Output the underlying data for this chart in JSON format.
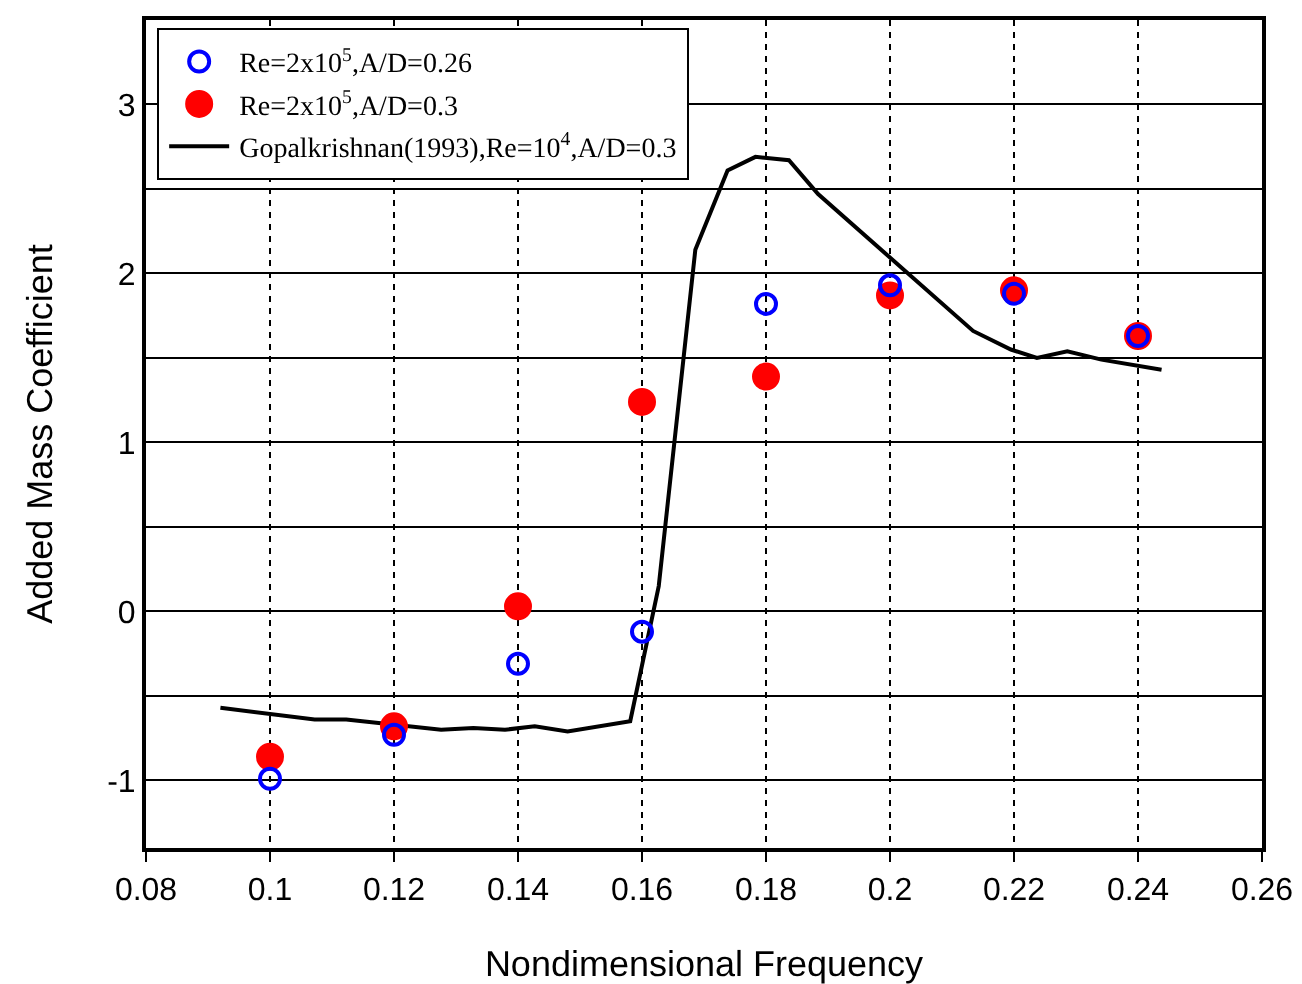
{
  "chart_data": {
    "type": "scatter",
    "xlabel": "Nondimensional Frequency",
    "ylabel": "Added Mass Coefficient",
    "xlim": [
      0.08,
      0.26
    ],
    "xticks": [
      0.08,
      0.1,
      0.12,
      0.14,
      0.16,
      0.18,
      0.2,
      0.22,
      0.24,
      0.26
    ],
    "ylim": [
      -1.4,
      3.5
    ],
    "yticks": [
      {
        "value": -1,
        "label": "-1"
      },
      {
        "value": -0.5,
        "label": null
      },
      0,
      {
        "value": 0.5,
        "label": null
      },
      1,
      {
        "value": 1.5,
        "label": null
      },
      2,
      {
        "value": 2.5,
        "label": null
      },
      3
    ],
    "grid": true,
    "legend": "top left",
    "marker": "circle",
    "series": [
      {
        "name": "Re=2x10$^{5}$,A/D=0.26",
        "color": "#0000ff",
        "x": [
          0.1,
          0.12,
          0.14,
          0.16,
          0.18,
          0.2,
          0.22,
          0.24
        ],
        "values": [
          -0.99,
          -0.73,
          -0.31,
          -0.12,
          1.82,
          1.93,
          1.88,
          1.63
        ]
      },
      {
        "name": "Re=2x10$^{5}$,A/D=0.3",
        "color": "#ff0000",
        "x": [
          0.1,
          0.12,
          0.14,
          0.16,
          0.18,
          0.2,
          0.22,
          0.24
        ],
        "values": [
          -0.86,
          -0.68,
          0.03,
          1.24,
          1.39,
          1.87,
          1.9,
          1.63
        ]
      },
      {
        "name": "Gopalkrishnan(1993),Re=10$^{4}$,A/D=0.3",
        "type": "line",
        "marker": "none",
        "line_style": "solid",
        "color": "#000000",
        "x": [
          0.092,
          0.1072,
          0.1123,
          0.1276,
          0.1328,
          0.1379,
          0.1427,
          0.148,
          0.1581,
          0.1627,
          0.1686,
          0.1738,
          0.1783,
          0.1837,
          0.1884,
          0.2134,
          0.2195,
          0.2237,
          0.2286,
          0.2341,
          0.2438
        ],
        "values": [
          -0.57,
          -0.64,
          -0.64,
          -0.7,
          -0.69,
          -0.7,
          -0.68,
          -0.71,
          -0.65,
          0.15,
          2.14,
          2.61,
          2.69,
          2.67,
          2.47,
          1.66,
          1.55,
          1.5,
          1.54,
          1.49,
          1.43
        ]
      }
    ]
  }
}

============================================================

▸ **Task brief**
How many lines in the records above contain the word "color"? Give only the number.

▸ **Output for this task**
3